Task to carry out -
Switch every "Reload" in the records below to "Refresh", keeping everything else the same, and leave the pictures out of your answer.

Element location listings:

= = = = = = =

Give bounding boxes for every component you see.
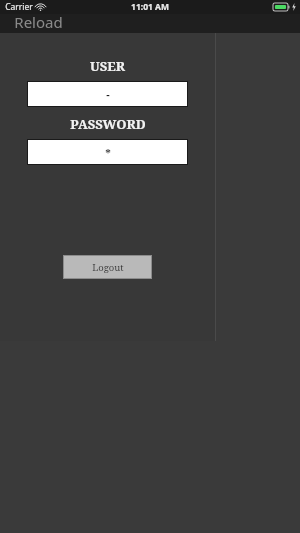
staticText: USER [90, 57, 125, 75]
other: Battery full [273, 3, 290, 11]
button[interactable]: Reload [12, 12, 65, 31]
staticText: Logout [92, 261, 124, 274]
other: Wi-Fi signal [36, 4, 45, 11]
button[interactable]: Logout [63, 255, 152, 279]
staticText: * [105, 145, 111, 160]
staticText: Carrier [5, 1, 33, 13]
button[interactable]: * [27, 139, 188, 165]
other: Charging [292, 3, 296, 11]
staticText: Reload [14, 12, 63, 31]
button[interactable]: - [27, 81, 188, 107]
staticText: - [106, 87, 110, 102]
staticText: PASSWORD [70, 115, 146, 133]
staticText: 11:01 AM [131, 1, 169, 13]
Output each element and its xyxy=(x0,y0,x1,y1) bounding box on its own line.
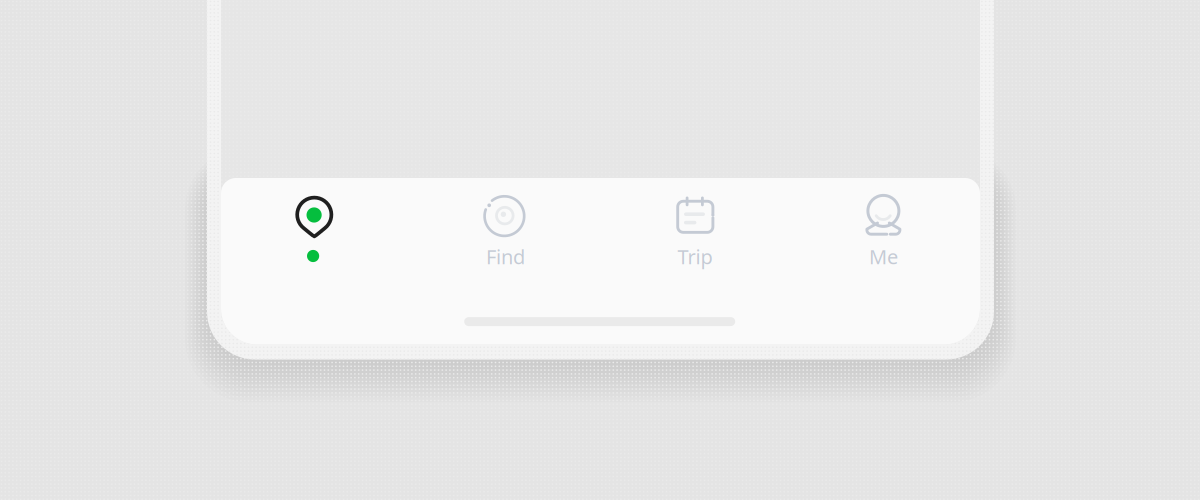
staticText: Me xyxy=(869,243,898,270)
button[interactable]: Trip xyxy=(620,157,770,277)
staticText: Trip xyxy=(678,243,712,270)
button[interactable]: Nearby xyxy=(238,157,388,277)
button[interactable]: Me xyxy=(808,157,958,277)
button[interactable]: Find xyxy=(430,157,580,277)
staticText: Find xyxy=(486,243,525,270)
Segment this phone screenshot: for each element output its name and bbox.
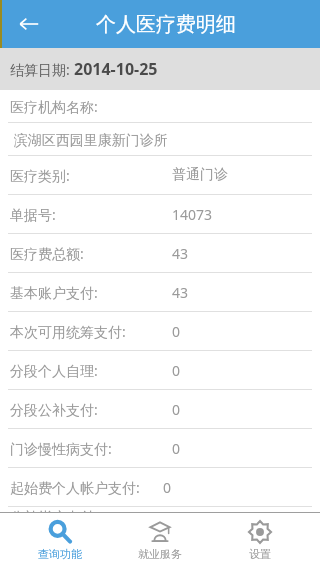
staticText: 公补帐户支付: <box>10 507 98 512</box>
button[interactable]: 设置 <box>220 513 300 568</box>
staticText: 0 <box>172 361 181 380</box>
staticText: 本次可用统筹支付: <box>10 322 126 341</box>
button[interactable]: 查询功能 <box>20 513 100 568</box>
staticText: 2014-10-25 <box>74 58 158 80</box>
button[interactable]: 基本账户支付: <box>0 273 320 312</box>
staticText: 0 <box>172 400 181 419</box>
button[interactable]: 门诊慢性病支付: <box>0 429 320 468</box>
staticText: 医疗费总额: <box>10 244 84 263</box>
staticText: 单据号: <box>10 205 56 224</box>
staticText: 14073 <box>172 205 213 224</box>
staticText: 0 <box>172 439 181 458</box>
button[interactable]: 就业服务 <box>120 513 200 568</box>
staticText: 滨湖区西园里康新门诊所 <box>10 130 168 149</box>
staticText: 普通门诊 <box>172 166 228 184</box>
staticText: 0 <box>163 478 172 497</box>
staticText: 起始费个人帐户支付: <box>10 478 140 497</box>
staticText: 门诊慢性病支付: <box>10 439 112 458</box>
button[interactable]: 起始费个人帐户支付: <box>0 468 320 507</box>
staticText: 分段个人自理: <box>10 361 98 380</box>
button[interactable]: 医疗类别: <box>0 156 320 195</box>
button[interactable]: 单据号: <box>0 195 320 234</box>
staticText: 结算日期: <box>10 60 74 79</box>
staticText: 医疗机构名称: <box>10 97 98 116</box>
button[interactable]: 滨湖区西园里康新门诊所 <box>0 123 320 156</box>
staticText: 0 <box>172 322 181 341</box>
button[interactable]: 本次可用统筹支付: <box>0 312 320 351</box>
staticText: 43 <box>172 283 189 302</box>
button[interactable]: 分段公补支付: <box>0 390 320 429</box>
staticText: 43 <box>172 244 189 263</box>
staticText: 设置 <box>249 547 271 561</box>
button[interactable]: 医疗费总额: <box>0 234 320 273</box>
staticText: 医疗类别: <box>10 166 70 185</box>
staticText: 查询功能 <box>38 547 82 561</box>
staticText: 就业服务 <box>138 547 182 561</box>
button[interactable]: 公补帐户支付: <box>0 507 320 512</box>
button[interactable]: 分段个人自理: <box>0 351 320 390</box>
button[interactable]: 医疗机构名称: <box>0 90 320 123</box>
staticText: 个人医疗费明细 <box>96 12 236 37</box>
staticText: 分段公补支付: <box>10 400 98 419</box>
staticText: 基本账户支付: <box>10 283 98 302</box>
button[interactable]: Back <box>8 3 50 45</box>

= = = = = = =

Solution to the problem -
Give bounding boxes for every component you see.
staticText: USER [90, 57, 125, 75]
other: Battery full [273, 3, 290, 11]
button[interactable]: Refresh [12, 12, 65, 31]
staticText: Logout [92, 261, 124, 274]
other: Wi-Fi signal [36, 4, 45, 11]
button[interactable]: Logout [63, 255, 152, 279]
staticText: * [105, 145, 111, 160]
staticText: Carrier [5, 1, 33, 13]
button[interactable]: * [27, 139, 188, 165]
other: Charging [292, 3, 296, 11]
staticText: Refresh [14, 12, 63, 31]
button[interactable]: - [27, 81, 188, 107]
staticText: - [106, 87, 110, 102]
staticText: PASSWORD [70, 115, 146, 133]
staticText: 11:01 AM [131, 1, 169, 13]
Output each element and its xyxy=(x0,y0,x1,y1) bounding box on its own line.
staticText: Me xyxy=(869,243,898,270)
button[interactable]: Trip xyxy=(620,157,770,277)
staticText: Trip xyxy=(678,243,712,270)
button[interactable]: Nearby xyxy=(238,157,388,277)
button[interactable]: Me xyxy=(808,157,958,277)
button[interactable]: Find xyxy=(430,157,580,277)
staticText: Find xyxy=(486,243,525,270)
Segment this phone screenshot: for each element output its name and bbox.
staticText: 公补帐户支付: <box>10 507 98 512</box>
button[interactable]: 设置 <box>220 513 300 568</box>
staticText: 0 <box>172 361 181 380</box>
staticText: 本次可用统筹支付: <box>10 322 126 341</box>
button[interactable]: 查询功能 <box>20 513 100 568</box>
staticText: 2014-10-25 <box>74 58 158 80</box>
button[interactable]: 基本账户支付: <box>0 273 320 312</box>
staticText: 0 <box>172 400 181 419</box>
button[interactable]: 门诊慢性病支付: <box>0 429 320 468</box>
staticText: 医疗费总额: <box>10 244 84 263</box>
staticText: 单据号: <box>10 205 56 224</box>
staticText: 14073 <box>172 205 213 224</box>
staticText: 0 <box>172 439 181 458</box>
button[interactable]: 就业服务 <box>120 513 200 568</box>
staticText: 滨湖区西园里康新门诊所 <box>10 130 168 149</box>
staticText: 普通门诊 <box>172 166 228 184</box>
staticText: 0 <box>163 478 172 497</box>
staticText: 起始费个人帐户支付: <box>10 478 140 497</box>
staticText: 门诊慢性病支付: <box>10 439 112 458</box>
button[interactable]: 起始费个人帐户支付: <box>0 468 320 507</box>
staticText: 分段个人自理: <box>10 361 98 380</box>
button[interactable]: 医疗类别: <box>0 156 320 195</box>
button[interactable]: 单据号: <box>0 195 320 234</box>
staticText: 结算日期: <box>10 60 74 79</box>
staticText: 医疗机构名称: <box>10 97 98 116</box>
button[interactable]: 滨湖区西园里康新门诊所 <box>0 123 320 156</box>
staticText: 0 <box>172 322 181 341</box>
button[interactable]: 本次可用统筹支付: <box>0 312 320 351</box>
staticText: 43 <box>172 283 189 302</box>
button[interactable]: 分段公补支付: <box>0 390 320 429</box>
staticText: 43 <box>172 244 189 263</box>
staticText: 设置 <box>249 547 271 561</box>
button[interactable]: 医疗费总额: <box>0 234 320 273</box>
staticText: 医疗类别: <box>10 166 70 185</box>
staticText: 查询功能 <box>38 547 82 561</box>
staticText: 就业服务 <box>138 547 182 561</box>
button[interactable]: 公补帐户支付: <box>0 507 320 512</box>
button[interactable]: 分段个人自理: <box>0 351 320 390</box>
button[interactable]: 医疗机构名称: <box>0 90 320 123</box>
staticText: 个人医疗费明细 <box>96 12 236 37</box>
staticText: 分段公补支付: <box>10 400 98 419</box>
staticText: 基本账户支付: <box>10 283 98 302</box>
button[interactable]: Back <box>8 3 50 45</box>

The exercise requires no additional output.